### [RECORDS SHOWN]
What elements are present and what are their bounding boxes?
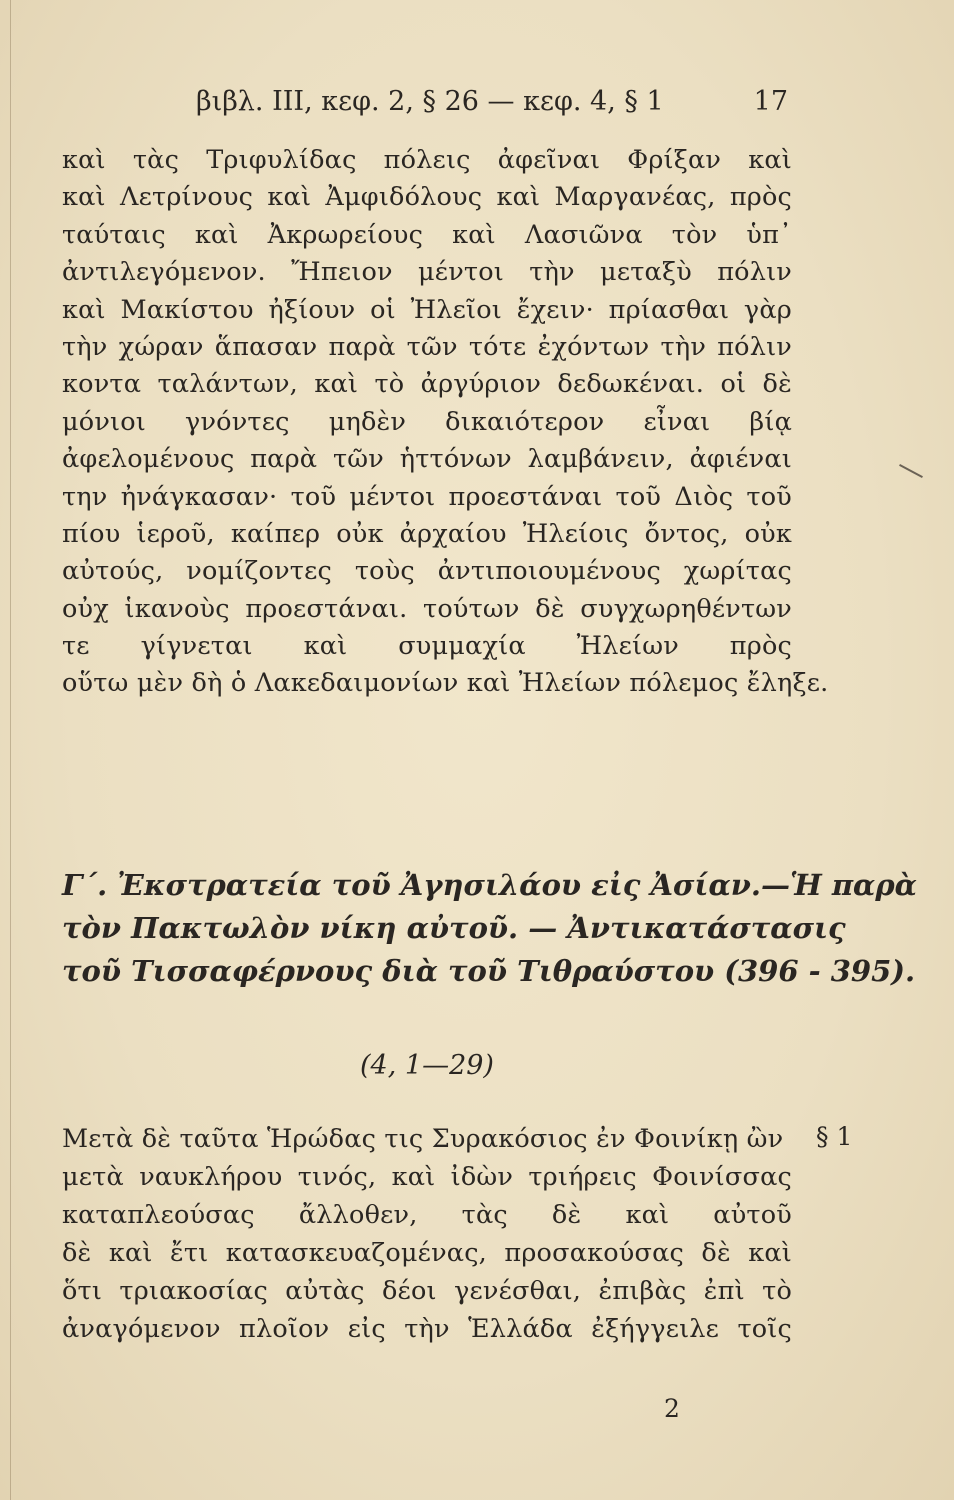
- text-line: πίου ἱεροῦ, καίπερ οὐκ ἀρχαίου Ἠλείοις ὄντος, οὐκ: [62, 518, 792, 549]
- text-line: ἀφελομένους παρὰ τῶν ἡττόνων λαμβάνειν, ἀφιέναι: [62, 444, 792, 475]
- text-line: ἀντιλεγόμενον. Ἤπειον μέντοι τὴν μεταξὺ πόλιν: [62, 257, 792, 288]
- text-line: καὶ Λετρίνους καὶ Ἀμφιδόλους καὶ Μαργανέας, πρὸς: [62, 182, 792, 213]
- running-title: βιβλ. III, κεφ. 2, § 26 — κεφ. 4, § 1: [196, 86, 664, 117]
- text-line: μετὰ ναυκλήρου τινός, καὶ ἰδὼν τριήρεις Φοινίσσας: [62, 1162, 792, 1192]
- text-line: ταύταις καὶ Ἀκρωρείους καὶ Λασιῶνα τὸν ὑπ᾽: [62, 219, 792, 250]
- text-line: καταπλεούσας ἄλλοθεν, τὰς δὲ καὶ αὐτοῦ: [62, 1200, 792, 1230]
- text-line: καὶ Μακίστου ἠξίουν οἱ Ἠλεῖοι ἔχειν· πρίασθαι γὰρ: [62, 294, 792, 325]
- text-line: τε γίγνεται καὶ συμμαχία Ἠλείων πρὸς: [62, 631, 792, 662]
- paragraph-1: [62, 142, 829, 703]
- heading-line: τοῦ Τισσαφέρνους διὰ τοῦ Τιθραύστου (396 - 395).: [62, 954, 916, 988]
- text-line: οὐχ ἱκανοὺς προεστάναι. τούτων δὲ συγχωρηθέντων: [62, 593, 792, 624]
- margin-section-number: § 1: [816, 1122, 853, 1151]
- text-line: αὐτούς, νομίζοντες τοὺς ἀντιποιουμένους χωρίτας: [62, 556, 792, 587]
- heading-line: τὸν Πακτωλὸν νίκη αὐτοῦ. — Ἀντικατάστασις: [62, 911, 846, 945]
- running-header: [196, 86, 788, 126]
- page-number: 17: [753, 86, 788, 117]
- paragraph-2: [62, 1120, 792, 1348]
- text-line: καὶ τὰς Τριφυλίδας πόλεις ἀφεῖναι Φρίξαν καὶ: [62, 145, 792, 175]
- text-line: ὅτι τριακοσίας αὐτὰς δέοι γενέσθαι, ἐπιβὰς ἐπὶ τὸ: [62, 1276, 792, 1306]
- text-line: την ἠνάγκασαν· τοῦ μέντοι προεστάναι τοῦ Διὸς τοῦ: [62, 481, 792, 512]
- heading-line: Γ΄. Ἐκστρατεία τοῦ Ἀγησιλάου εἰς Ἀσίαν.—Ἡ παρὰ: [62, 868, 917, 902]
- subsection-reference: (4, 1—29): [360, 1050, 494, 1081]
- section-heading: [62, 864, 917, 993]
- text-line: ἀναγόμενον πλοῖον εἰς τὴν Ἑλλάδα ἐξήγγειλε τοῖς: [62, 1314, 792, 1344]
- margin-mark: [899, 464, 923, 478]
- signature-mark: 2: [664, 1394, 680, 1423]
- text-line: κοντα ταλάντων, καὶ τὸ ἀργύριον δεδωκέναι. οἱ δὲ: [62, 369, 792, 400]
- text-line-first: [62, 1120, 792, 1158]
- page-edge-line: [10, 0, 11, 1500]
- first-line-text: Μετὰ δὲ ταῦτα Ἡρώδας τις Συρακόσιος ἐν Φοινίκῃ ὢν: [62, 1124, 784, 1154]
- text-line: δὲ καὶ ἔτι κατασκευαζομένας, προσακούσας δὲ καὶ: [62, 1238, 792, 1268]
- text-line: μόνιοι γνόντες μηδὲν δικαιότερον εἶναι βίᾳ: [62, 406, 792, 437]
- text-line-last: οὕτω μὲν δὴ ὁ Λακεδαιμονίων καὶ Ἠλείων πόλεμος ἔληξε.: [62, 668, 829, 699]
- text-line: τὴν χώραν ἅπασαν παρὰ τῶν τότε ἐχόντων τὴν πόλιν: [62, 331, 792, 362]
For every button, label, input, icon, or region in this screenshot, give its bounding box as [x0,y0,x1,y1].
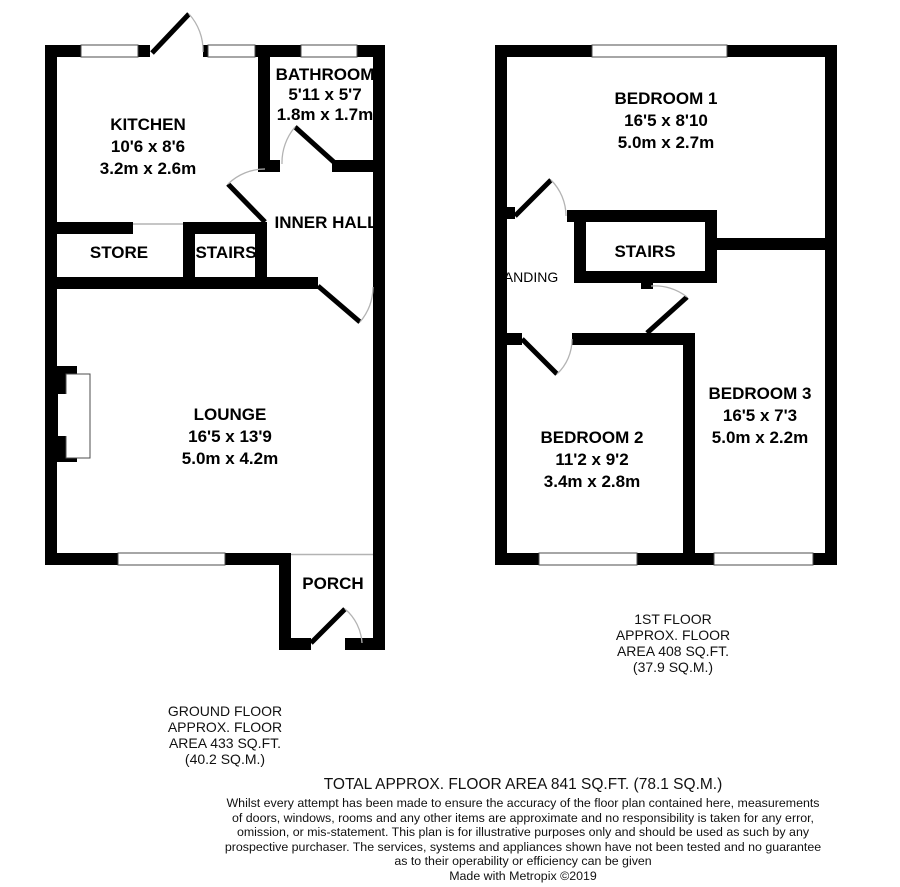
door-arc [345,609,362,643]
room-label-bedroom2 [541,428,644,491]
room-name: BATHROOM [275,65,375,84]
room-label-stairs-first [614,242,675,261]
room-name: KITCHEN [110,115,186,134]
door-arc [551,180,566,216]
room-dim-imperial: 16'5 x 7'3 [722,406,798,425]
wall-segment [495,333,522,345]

### [STATED TASK]
Copy every line of the rows above word for word, leaving out the pictures.

### [SOLUTION TO THE EXERCISE]
What elements are present and what are their bounding boxes?
- text-line: πίου ἱεροῦ, καίπερ οὐκ ἀρχαίου Ἠλείοις ὄντος, οὐκ: [62, 518, 792, 549]
- text-line: ἀφελομένους παρὰ τῶν ἡττόνων λαμβάνειν, ἀφιέναι: [62, 444, 792, 475]
- text-line: ἀντιλεγόμενον. Ἤπειον μέντοι τὴν μεταξὺ πόλιν: [62, 257, 792, 288]
- text-line: καὶ Λετρίνους καὶ Ἀμφιδόλους καὶ Μαργανέας, πρὸς: [62, 182, 792, 213]
- running-title: βιβλ. III, κεφ. 2, § 26 — κεφ. 4, § 1: [196, 86, 664, 117]
- text-line: μετὰ ναυκλήρου τινός, καὶ ἰδὼν τριήρεις Φοινίσσας: [62, 1162, 792, 1192]
- text-line: ταύταις καὶ Ἀκρωρείους καὶ Λασιῶνα τὸν ὑπ᾽: [62, 219, 792, 250]
- text-line: καταπλεούσας ἄλλοθεν, τὰς δὲ καὶ αὐτοῦ: [62, 1200, 792, 1230]
- text-line: καὶ Μακίστου ἠξίουν οἱ Ἠλεῖοι ἔχειν· πρίασθαι γὰρ: [62, 294, 792, 325]
- text-line: τε γίγνεται καὶ συμμαχία Ἠλείων πρὸς: [62, 631, 792, 662]
- paragraph-1: [62, 142, 829, 703]
- heading-line: τοῦ Τισσαφέρνους διὰ τοῦ Τιθραύστου (396 - 395).: [62, 954, 916, 988]
- text-line: οὐχ ἱκανοὺς προεστάναι. τούτων δὲ συγχωρηθέντων: [62, 593, 792, 624]
- margin-section-number: § 1: [816, 1122, 853, 1151]
- text-line: αὐτούς, νομίζοντες τοὺς ἀντιποιουμένους χωρίτας: [62, 556, 792, 587]
- heading-line: τὸν Πακτωλὸν νίκη αὐτοῦ. — Ἀντικατάστασις: [62, 911, 846, 945]
- running-header: [196, 86, 788, 126]
- page-number: 17: [753, 86, 788, 117]
- paragraph-2: [62, 1120, 792, 1348]
- text-line: καὶ τὰς Τριφυλίδας πόλεις ἀφεῖναι Φρίξαν καὶ: [62, 145, 792, 175]
- text-line: ὅτι τριακοσίας αὐτὰς δέοι γενέσθαι, ἐπιβὰς ἐπὶ τὸ: [62, 1276, 792, 1306]
- text-line: την ἠνάγκασαν· τοῦ μέντοι προεστάναι τοῦ Διὸς τοῦ: [62, 481, 792, 512]
- heading-line: Γ΄. Ἐκστρατεία τοῦ Ἀγησιλάου εἰς Ἀσίαν.—Ἡ παρὰ: [62, 868, 917, 902]
- subsection-reference: (4, 1—29): [360, 1050, 494, 1081]
- section-heading: [62, 864, 917, 993]
- text-line: ἀναγόμενον πλοῖον εἰς τὴν Ἑλλάδα ἐξήγγειλε τοῖς: [62, 1314, 792, 1344]
- margin-mark: [899, 464, 923, 478]
- signature-mark: 2: [664, 1394, 680, 1423]
- text-line: κοντα ταλάντων, καὶ τὸ ἀργύριον δεδωκέναι. οἱ δὲ: [62, 369, 792, 400]
- text-line-first: [62, 1120, 792, 1158]
- page-edge-line: [10, 0, 11, 1500]
- first-line-text: Μετὰ δὲ ταῦτα Ἡρώδας τις Συρακόσιος ἐν Φοινίκῃ ὢν: [62, 1124, 784, 1154]
- text-line: δὲ καὶ ἔτι κατασκευαζομένας, προσακούσας δὲ καὶ: [62, 1238, 792, 1268]
- text-line: μόνιοι γνόντες μηδὲν δικαιότερον εἶναι βίᾳ: [62, 406, 792, 437]
- text-line-last: οὕτω μὲν δὴ ὁ Λακεδαιμονίων καὶ Ἠλείων πόλεμος ἔληξε.: [62, 668, 829, 699]
- text-line: τὴν χώραν ἅπασαν παρὰ τῶν τότε ἐχόντων τὴν πόλιν: [62, 331, 792, 362]
For every button, label, input, icon, or region in this screenshot, give its bounding box as [x0,y0,x1,y1].
door-arc [345,609,362,643]
room-label-bedroom2 [541,428,644,491]
room-name: BATHROOM [275,65,375,84]
room-label-stairs-first [614,242,675,261]
room-name: KITCHEN [110,115,186,134]
door-arc [551,180,566,216]
room-dim-imperial: 16'5 x 7'3 [722,406,798,425]
wall-segment [495,333,522,345]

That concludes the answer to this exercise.